Start

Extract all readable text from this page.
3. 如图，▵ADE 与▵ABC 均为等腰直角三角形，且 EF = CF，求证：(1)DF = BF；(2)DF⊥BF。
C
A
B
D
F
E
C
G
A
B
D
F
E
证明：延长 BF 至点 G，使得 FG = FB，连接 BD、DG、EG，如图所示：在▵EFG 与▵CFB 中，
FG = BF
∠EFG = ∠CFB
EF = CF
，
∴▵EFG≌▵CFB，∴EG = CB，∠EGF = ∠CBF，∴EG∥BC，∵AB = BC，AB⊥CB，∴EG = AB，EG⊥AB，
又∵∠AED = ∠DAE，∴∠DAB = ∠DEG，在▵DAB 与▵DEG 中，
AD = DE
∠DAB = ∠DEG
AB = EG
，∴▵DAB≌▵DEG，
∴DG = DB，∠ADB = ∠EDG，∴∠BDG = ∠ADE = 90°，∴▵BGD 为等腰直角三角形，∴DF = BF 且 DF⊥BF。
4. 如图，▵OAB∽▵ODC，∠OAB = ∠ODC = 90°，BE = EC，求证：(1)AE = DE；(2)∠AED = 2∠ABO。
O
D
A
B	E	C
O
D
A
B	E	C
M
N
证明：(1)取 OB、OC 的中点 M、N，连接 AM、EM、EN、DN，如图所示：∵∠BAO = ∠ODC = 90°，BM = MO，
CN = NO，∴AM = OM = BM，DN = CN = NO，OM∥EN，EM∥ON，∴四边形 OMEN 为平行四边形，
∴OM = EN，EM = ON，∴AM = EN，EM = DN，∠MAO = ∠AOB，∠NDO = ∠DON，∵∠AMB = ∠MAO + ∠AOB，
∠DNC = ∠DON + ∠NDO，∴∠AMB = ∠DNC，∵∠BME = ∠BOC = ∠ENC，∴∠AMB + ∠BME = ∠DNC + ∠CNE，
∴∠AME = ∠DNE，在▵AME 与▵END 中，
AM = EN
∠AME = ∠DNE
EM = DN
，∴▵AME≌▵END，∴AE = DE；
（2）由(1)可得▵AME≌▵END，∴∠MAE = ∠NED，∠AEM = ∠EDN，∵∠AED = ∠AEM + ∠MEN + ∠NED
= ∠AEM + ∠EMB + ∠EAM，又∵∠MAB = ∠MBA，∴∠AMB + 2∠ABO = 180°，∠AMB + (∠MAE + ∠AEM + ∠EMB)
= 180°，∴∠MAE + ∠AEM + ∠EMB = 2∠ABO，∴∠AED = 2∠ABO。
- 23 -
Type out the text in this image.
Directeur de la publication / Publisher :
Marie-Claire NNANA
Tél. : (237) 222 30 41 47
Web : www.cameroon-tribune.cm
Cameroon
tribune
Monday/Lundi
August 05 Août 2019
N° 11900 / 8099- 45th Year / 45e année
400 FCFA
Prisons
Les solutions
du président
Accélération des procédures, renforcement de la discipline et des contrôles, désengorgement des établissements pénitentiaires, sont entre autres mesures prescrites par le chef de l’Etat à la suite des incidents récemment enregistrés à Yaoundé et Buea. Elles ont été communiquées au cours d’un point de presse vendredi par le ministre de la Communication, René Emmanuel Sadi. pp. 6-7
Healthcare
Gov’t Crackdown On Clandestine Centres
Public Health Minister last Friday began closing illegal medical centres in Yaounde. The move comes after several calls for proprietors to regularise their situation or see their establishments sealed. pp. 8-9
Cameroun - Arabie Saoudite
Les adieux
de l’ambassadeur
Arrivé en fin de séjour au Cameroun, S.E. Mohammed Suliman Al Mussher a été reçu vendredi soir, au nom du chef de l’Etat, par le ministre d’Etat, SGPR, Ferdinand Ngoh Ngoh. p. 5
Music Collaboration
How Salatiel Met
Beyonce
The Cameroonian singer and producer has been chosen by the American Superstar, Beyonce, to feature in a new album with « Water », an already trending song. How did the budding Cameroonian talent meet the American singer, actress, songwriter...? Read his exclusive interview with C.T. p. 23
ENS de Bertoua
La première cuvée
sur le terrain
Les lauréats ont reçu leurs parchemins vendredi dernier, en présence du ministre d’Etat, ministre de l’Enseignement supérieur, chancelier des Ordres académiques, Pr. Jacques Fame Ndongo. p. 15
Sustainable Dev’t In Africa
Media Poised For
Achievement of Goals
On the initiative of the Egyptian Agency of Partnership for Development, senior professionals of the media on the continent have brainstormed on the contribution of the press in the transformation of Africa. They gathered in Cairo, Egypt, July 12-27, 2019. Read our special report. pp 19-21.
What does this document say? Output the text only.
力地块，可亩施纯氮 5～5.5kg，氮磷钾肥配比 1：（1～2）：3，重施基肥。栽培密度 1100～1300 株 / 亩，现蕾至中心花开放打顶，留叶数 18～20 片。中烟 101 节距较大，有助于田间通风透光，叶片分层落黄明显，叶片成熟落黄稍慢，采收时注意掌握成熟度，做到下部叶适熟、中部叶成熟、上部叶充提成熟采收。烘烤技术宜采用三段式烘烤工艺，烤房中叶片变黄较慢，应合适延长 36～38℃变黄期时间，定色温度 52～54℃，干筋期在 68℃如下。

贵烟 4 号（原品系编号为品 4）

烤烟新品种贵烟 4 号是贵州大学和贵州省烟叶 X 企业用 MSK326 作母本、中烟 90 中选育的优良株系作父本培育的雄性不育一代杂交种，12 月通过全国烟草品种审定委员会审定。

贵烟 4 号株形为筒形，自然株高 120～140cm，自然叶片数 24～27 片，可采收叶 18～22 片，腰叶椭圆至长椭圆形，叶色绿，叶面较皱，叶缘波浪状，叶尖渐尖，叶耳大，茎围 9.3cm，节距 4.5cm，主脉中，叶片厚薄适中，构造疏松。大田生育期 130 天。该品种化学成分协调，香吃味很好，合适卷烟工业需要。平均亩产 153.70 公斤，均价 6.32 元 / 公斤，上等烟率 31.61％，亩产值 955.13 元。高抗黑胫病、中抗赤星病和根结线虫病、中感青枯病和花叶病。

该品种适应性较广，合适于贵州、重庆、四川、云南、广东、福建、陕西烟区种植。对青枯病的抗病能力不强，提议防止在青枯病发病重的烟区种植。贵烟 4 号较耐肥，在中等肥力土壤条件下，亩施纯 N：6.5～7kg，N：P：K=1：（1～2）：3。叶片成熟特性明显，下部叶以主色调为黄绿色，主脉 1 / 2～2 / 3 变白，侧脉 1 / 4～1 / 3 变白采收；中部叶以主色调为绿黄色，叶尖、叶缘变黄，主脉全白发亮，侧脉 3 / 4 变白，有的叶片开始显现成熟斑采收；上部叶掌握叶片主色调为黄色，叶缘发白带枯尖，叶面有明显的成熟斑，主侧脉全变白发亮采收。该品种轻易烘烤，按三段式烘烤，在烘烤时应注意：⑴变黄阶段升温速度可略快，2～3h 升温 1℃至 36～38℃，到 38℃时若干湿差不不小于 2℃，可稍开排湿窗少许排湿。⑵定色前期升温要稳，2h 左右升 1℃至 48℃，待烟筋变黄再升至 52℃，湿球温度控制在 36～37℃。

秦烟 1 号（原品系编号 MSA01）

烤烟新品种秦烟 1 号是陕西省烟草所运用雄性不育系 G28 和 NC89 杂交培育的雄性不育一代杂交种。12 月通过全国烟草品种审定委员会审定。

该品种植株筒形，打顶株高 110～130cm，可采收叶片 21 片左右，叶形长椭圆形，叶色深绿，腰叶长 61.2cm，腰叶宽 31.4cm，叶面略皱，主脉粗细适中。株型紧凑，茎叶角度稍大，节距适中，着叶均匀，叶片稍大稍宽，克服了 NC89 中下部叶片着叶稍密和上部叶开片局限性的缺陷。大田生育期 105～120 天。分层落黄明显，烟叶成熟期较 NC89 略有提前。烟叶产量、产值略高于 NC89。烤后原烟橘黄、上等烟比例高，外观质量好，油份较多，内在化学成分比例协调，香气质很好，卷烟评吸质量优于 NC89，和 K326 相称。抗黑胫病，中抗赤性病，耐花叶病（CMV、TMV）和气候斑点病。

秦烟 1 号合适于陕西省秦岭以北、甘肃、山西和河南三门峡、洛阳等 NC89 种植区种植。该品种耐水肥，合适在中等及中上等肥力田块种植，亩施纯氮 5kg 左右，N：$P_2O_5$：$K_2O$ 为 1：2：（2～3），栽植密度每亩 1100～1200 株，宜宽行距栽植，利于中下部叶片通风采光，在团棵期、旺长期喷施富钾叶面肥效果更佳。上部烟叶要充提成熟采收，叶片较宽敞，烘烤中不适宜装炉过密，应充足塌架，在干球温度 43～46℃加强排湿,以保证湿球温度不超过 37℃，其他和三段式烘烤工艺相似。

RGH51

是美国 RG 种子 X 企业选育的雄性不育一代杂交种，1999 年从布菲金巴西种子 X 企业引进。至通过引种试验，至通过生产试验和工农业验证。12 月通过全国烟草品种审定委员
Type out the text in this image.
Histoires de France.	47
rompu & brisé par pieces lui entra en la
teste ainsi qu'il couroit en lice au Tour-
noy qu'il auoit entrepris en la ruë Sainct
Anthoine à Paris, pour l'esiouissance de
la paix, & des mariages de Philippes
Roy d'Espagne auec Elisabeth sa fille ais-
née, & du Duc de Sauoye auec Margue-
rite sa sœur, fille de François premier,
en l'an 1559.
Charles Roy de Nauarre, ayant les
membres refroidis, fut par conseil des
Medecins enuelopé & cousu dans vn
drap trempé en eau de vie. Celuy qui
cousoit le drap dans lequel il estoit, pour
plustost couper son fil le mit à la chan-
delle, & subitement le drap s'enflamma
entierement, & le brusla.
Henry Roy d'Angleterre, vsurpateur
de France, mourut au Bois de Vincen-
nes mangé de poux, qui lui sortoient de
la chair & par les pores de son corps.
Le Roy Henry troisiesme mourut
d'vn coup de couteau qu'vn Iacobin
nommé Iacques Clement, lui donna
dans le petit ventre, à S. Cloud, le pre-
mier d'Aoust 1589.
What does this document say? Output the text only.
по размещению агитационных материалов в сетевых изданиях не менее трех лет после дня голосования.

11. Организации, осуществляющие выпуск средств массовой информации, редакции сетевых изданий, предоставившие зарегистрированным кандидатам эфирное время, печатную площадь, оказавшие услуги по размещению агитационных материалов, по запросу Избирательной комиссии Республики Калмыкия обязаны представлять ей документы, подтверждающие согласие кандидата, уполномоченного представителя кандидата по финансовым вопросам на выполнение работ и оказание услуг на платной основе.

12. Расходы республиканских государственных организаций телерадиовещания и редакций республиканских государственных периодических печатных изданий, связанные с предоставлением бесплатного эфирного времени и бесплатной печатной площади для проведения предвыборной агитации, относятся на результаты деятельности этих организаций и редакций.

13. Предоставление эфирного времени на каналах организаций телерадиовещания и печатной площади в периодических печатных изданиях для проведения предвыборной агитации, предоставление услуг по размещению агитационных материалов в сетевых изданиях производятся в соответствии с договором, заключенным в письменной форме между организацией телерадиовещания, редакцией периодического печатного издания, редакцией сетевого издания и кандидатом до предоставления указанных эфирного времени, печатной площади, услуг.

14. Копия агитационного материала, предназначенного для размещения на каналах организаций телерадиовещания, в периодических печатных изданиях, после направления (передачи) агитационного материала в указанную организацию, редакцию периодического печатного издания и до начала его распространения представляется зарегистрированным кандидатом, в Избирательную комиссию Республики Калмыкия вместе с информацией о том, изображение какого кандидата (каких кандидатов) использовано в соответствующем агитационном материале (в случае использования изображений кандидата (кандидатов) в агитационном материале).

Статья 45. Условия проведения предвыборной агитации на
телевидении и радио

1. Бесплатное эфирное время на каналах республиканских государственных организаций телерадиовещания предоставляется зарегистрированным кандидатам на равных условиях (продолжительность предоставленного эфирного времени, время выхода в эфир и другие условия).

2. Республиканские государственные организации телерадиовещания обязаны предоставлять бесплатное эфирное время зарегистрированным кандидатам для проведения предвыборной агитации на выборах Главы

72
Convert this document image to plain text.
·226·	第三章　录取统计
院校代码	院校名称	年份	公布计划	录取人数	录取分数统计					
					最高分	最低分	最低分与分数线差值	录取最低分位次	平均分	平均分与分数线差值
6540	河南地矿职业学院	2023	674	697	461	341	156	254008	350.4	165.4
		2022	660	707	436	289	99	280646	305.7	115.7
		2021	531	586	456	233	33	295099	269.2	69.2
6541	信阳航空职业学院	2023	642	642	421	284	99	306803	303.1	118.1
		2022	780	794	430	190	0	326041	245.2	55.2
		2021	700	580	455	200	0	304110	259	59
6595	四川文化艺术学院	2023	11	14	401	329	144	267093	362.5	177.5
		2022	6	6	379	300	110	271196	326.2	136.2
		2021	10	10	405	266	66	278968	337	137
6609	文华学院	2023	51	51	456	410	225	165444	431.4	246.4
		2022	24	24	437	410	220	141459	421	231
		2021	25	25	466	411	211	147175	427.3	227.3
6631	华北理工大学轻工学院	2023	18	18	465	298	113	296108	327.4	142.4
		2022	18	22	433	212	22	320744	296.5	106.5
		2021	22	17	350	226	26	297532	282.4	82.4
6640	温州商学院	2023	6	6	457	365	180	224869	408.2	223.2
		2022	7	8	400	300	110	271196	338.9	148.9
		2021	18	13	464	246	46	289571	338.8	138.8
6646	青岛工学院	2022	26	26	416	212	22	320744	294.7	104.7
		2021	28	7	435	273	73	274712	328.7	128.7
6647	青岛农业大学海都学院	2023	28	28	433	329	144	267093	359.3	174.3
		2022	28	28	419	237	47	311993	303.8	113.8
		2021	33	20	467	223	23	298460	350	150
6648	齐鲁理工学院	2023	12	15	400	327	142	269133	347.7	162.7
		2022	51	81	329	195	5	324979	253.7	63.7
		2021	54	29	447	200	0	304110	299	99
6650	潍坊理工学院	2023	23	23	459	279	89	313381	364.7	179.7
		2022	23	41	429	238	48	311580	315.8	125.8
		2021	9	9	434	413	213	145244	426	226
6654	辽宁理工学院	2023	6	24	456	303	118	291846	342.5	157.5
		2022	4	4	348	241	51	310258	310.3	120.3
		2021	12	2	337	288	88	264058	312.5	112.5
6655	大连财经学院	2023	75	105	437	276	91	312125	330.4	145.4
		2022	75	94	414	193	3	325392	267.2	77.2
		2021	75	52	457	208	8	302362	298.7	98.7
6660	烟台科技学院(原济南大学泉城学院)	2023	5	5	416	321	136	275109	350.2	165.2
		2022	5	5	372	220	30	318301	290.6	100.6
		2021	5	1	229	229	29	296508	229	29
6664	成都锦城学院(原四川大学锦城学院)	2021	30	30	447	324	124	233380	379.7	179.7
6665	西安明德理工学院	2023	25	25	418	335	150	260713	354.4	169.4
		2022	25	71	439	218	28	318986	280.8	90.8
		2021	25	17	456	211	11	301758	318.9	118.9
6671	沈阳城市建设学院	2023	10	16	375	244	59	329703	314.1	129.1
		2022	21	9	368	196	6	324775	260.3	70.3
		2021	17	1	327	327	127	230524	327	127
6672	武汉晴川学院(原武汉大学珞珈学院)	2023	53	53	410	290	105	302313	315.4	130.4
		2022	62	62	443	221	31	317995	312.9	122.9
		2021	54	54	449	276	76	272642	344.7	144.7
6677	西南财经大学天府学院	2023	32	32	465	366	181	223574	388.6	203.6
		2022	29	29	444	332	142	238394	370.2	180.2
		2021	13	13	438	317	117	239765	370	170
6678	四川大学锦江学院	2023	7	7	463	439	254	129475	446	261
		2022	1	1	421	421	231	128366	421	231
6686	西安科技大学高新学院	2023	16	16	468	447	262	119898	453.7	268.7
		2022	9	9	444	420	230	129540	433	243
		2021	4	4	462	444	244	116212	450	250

End

▸ Prompt: Check the records above line by line and tally those holding the string "Henry". Answer with the number only.

▸ Answer for this exercise: 2